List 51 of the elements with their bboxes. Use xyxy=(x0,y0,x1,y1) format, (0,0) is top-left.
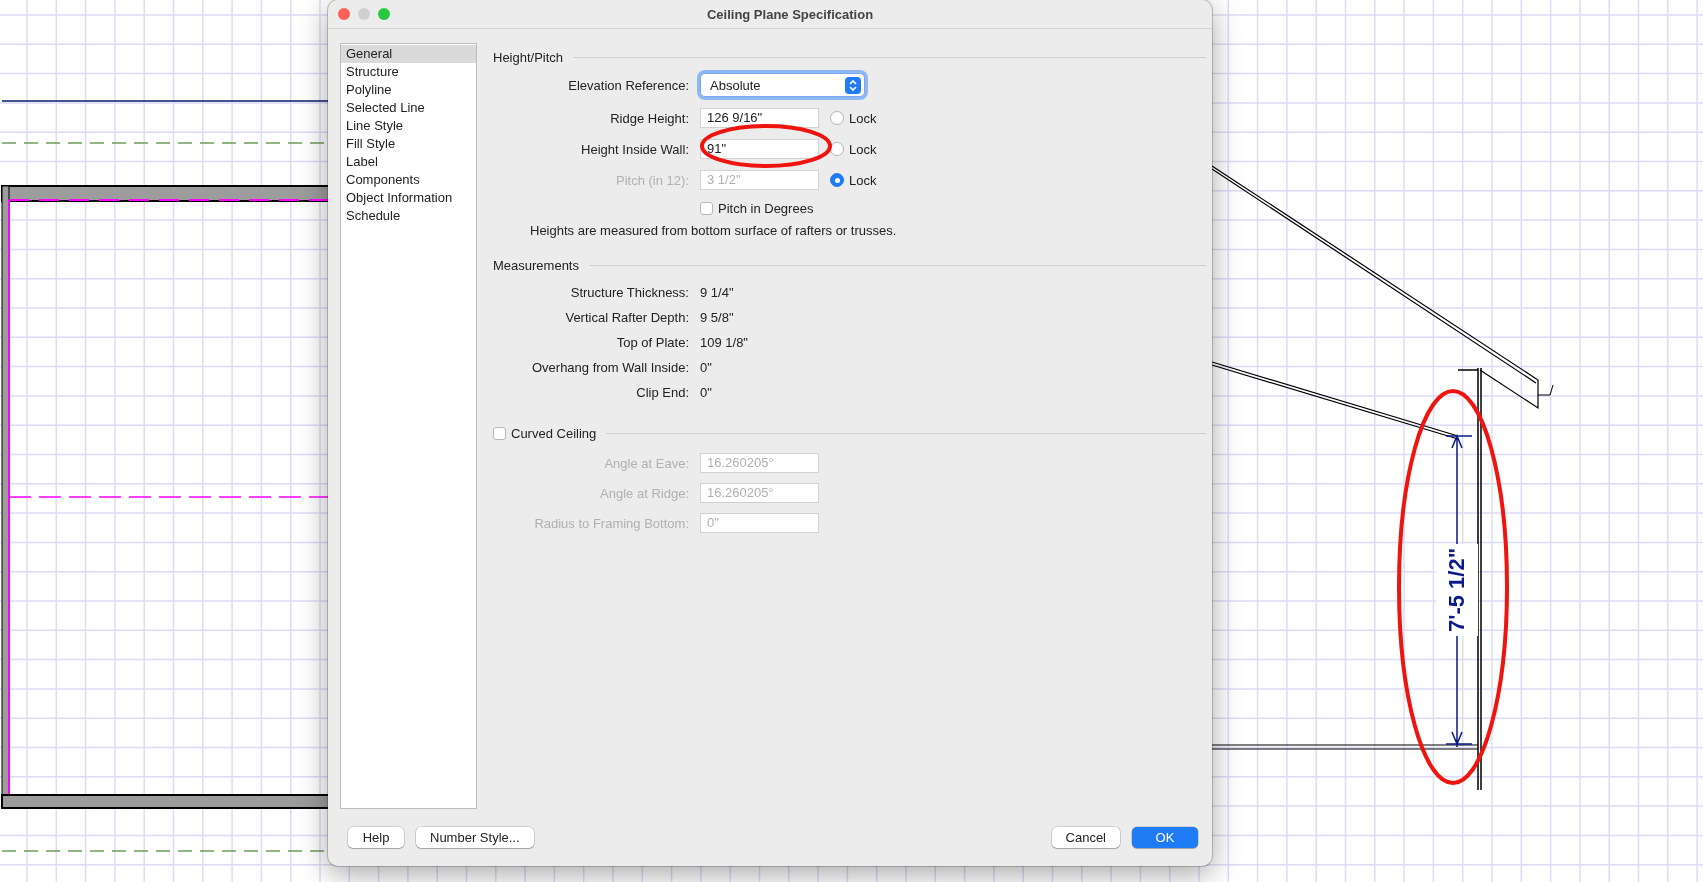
measurement-label: Overhang from Wall Inside: xyxy=(530,360,689,375)
dialog-button[interactable]: Help xyxy=(348,827,404,848)
lock-radio[interactable] xyxy=(830,142,844,156)
measurement-label: Top of Plate: xyxy=(615,335,689,350)
measurement-label: Vertical Rafter Depth: xyxy=(564,310,689,325)
input-field[interactable]: 91" xyxy=(700,139,819,159)
measurement-value: 9 5/8" xyxy=(700,310,734,325)
sidebar-item[interactable]: Label xyxy=(341,153,476,171)
sidebar-item[interactable]: Schedule xyxy=(341,207,476,225)
section-heading: Height/Pitch xyxy=(493,49,564,65)
measurement-value: 9 1/4" xyxy=(700,285,734,300)
field-label: Height Inside Wall: xyxy=(580,141,689,157)
sidebar-item[interactable]: Line Style xyxy=(341,117,476,135)
measurement-value: 0" xyxy=(700,385,712,400)
field-label: Pitch (in 12): xyxy=(615,172,689,188)
elevation-reference-dropdown[interactable]: Absolute xyxy=(700,73,865,97)
sidebar-item[interactable]: Components xyxy=(341,171,476,189)
zoom-button[interactable] xyxy=(378,8,390,20)
measurement-value: 0" xyxy=(700,360,712,375)
field-label: Angle at Ridge: xyxy=(599,485,689,501)
checkbox-label: Pitch in Degrees xyxy=(718,201,814,216)
lock-label: Lock xyxy=(849,172,877,188)
checkbox-label: Curved Ceiling xyxy=(511,425,597,441)
checkbox[interactable] xyxy=(493,426,506,440)
minimize-button[interactable] xyxy=(358,8,370,20)
field-label: Radius to Framing Bottom: xyxy=(533,515,689,531)
sidebar-item[interactable]: Selected Line xyxy=(341,99,476,117)
sidebar-item[interactable]: General xyxy=(341,45,476,63)
field-label: Ridge Height: xyxy=(609,110,689,126)
measurement-label: Clip End: xyxy=(635,385,689,400)
window-title: Ceiling Plane Specification xyxy=(706,6,874,22)
input-field[interactable]: 126 9/16" xyxy=(700,108,819,128)
field-label: Angle at Eave: xyxy=(603,455,689,471)
sidebar-item[interactable]: Structure xyxy=(341,63,476,81)
lock-label: Lock xyxy=(849,110,877,126)
checkbox[interactable] xyxy=(700,202,713,215)
dialog-button[interactable]: Number Style... xyxy=(416,827,534,848)
close-button[interactable] xyxy=(338,8,350,20)
measurement-value: 109 1/8" xyxy=(700,335,748,350)
sidebar-item[interactable]: Object Information xyxy=(341,189,476,207)
section-heading: Measurements xyxy=(493,257,579,273)
sidebar-item[interactable]: Polyline xyxy=(341,81,476,99)
dialog-button[interactable]: OK xyxy=(1132,827,1198,848)
dimension-label: 7'-5 1/2" xyxy=(1444,547,1470,633)
info-text: Heights are measured from bottom surface of rafters or trusses. xyxy=(530,223,898,238)
dialog-button[interactable]: Cancel xyxy=(1051,827,1120,848)
field-label: Elevation Reference: xyxy=(567,77,689,93)
sidebar-item[interactable]: Fill Style xyxy=(341,135,476,153)
lock-radio[interactable] xyxy=(830,111,844,125)
lock-label: Lock xyxy=(849,141,877,157)
measurement-label: Structure Thickness: xyxy=(569,285,689,300)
━━━━━━━━━━━━━━━━━━━━━━━━━━━━━━
Work to be completed
Output the part of the material that opens with the line containing "measurement-label: Overhang from" and closes with the line containing "sidebar-item[interactable]: Schedule xyxy=(341,207,476,225)", reproducing each line verbatim.

Worked answer
measurement-label: Overhang from Wall Inside: xyxy=(530,360,689,375)
dialog-button[interactable]: Help xyxy=(348,827,404,848)
lock-radio[interactable] xyxy=(830,142,844,156)
measurement-label: Top of Plate: xyxy=(615,335,689,350)
measurement-label: Vertical Rafter Depth: xyxy=(564,310,689,325)
input-field[interactable]: 91" xyxy=(700,139,819,159)
measurement-value: 9 5/8" xyxy=(700,310,734,325)
sidebar-item[interactable]: Label xyxy=(341,153,476,171)
sidebar-item[interactable]: Schedule xyxy=(341,207,476,225)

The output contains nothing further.